## DATA TO PROCESS

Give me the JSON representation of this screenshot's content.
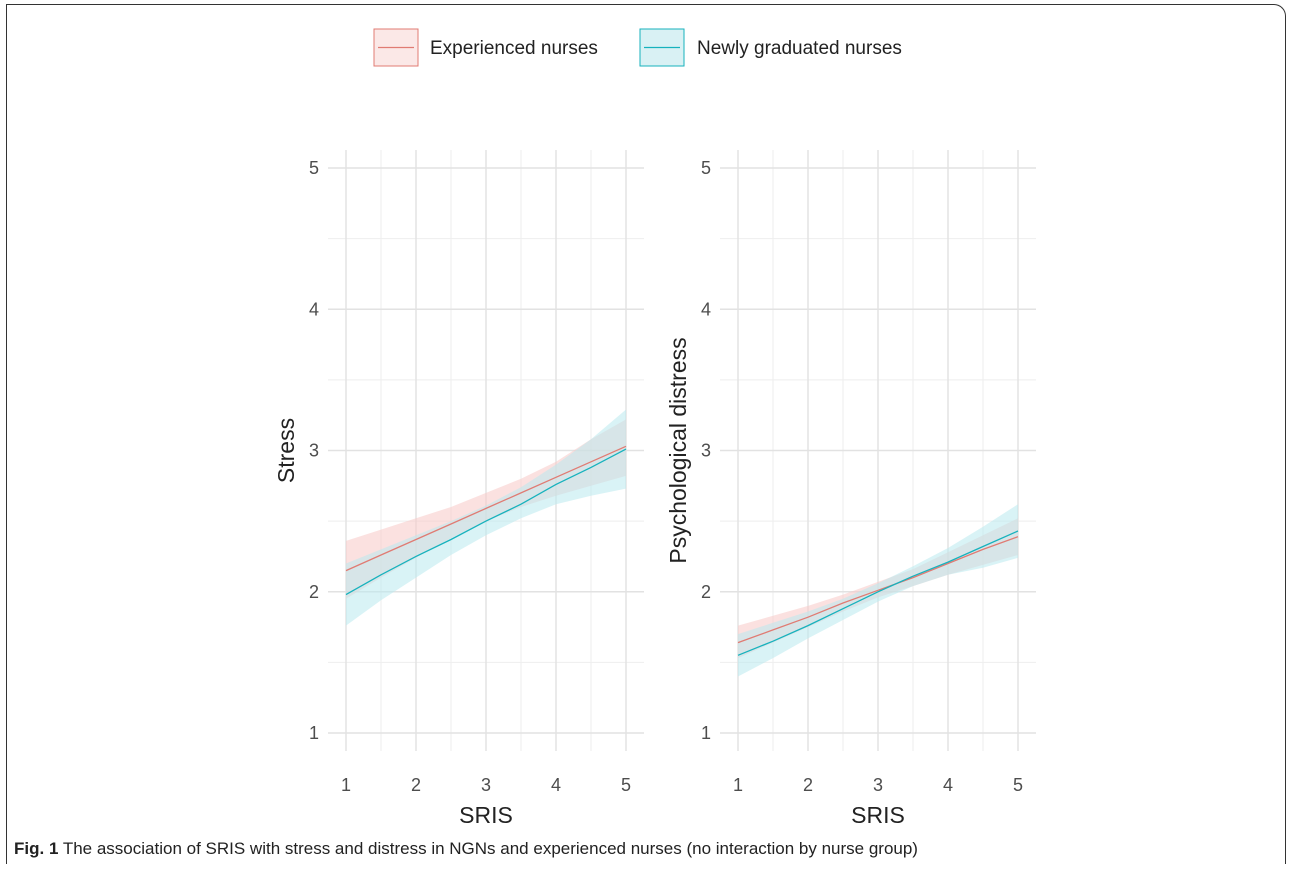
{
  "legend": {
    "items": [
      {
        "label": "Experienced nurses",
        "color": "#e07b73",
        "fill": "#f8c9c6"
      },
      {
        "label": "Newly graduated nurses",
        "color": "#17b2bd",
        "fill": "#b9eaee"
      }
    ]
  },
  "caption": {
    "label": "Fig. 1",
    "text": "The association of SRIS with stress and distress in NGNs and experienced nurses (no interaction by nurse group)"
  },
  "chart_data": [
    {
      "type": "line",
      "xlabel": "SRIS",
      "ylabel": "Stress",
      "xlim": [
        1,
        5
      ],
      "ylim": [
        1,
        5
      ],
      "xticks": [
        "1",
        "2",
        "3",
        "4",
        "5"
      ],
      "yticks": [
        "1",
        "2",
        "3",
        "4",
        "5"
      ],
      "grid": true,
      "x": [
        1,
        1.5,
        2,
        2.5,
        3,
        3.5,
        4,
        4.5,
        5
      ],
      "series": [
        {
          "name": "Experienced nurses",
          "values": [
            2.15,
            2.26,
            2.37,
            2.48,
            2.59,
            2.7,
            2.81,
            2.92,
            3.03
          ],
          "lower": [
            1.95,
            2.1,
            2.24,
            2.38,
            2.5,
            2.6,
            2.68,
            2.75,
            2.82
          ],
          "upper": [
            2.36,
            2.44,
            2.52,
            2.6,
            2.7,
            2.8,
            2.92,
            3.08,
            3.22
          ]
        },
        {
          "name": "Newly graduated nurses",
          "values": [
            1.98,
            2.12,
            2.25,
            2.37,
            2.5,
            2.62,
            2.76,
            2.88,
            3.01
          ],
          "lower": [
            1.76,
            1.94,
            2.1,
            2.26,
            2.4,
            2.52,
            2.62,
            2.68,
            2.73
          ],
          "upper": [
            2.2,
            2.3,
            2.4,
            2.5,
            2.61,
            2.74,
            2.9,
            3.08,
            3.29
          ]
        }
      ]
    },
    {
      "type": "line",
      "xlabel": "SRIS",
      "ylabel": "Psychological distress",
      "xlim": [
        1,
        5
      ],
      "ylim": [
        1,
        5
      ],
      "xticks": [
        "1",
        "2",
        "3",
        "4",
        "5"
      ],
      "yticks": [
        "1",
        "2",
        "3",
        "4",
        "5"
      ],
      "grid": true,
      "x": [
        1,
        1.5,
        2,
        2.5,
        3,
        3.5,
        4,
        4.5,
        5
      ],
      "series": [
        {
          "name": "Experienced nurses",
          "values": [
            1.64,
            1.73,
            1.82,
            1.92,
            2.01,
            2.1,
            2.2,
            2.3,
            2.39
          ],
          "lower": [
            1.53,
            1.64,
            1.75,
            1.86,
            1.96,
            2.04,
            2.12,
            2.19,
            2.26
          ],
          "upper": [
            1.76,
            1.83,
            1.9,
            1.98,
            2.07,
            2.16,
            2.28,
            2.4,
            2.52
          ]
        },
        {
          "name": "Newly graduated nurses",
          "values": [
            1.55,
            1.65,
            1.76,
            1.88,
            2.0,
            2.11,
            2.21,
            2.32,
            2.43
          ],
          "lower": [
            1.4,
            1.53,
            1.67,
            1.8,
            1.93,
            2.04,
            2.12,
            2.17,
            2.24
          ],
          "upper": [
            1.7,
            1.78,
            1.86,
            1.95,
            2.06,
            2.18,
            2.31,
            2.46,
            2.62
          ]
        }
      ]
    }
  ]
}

## DO THIS
Skip the pictures and transcribe the rest of the records exactly.

## PROBLEM SOLUTION
Give me the JSON representation of this screenshot's content.
{
  "legend": {
    "items": [
      {
        "label": "Experienced nurses",
        "color": "#e07b73",
        "fill": "#f8c9c6"
      },
      {
        "label": "Newly graduated nurses",
        "color": "#17b2bd",
        "fill": "#b9eaee"
      }
    ]
  },
  "caption": {
    "label": "Fig. 1",
    "text": "The association of SRIS with stress and distress in NGNs and experienced nurses (no interaction by nurse group)"
  },
  "chart_data": [
    {
      "type": "line",
      "xlabel": "SRIS",
      "ylabel": "Stress",
      "xlim": [
        1,
        5
      ],
      "ylim": [
        1,
        5
      ],
      "xticks": [
        "1",
        "2",
        "3",
        "4",
        "5"
      ],
      "yticks": [
        "1",
        "2",
        "3",
        "4",
        "5"
      ],
      "grid": true,
      "x": [
        1,
        1.5,
        2,
        2.5,
        3,
        3.5,
        4,
        4.5,
        5
      ],
      "series": [
        {
          "name": "Experienced nurses",
          "values": [
            2.15,
            2.26,
            2.37,
            2.48,
            2.59,
            2.7,
            2.81,
            2.92,
            3.03
          ],
          "lower": [
            1.95,
            2.1,
            2.24,
            2.38,
            2.5,
            2.6,
            2.68,
            2.75,
            2.82
          ],
          "upper": [
            2.36,
            2.44,
            2.52,
            2.6,
            2.7,
            2.8,
            2.92,
            3.08,
            3.22
          ]
        },
        {
          "name": "Newly graduated nurses",
          "values": [
            1.98,
            2.12,
            2.25,
            2.37,
            2.5,
            2.62,
            2.76,
            2.88,
            3.01
          ],
          "lower": [
            1.76,
            1.94,
            2.1,
            2.26,
            2.4,
            2.52,
            2.62,
            2.68,
            2.73
          ],
          "upper": [
            2.2,
            2.3,
            2.4,
            2.5,
            2.61,
            2.74,
            2.9,
            3.08,
            3.29
          ]
        }
      ]
    },
    {
      "type": "line",
      "xlabel": "SRIS",
      "ylabel": "Psychological distress",
      "xlim": [
        1,
        5
      ],
      "ylim": [
        1,
        5
      ],
      "xticks": [
        "1",
        "2",
        "3",
        "4",
        "5"
      ],
      "yticks": [
        "1",
        "2",
        "3",
        "4",
        "5"
      ],
      "grid": true,
      "x": [
        1,
        1.5,
        2,
        2.5,
        3,
        3.5,
        4,
        4.5,
        5
      ],
      "series": [
        {
          "name": "Experienced nurses",
          "values": [
            1.64,
            1.73,
            1.82,
            1.92,
            2.01,
            2.1,
            2.2,
            2.3,
            2.39
          ],
          "lower": [
            1.53,
            1.64,
            1.75,
            1.86,
            1.96,
            2.04,
            2.12,
            2.19,
            2.26
          ],
          "upper": [
            1.76,
            1.83,
            1.9,
            1.98,
            2.07,
            2.16,
            2.28,
            2.4,
            2.52
          ]
        },
        {
          "name": "Newly graduated nurses",
          "values": [
            1.55,
            1.65,
            1.76,
            1.88,
            2.0,
            2.11,
            2.21,
            2.32,
            2.43
          ],
          "lower": [
            1.4,
            1.53,
            1.67,
            1.8,
            1.93,
            2.04,
            2.12,
            2.17,
            2.24
          ],
          "upper": [
            1.7,
            1.78,
            1.86,
            1.95,
            2.06,
            2.18,
            2.31,
            2.46,
            2.62
          ]
        }
      ]
    }
  ]
}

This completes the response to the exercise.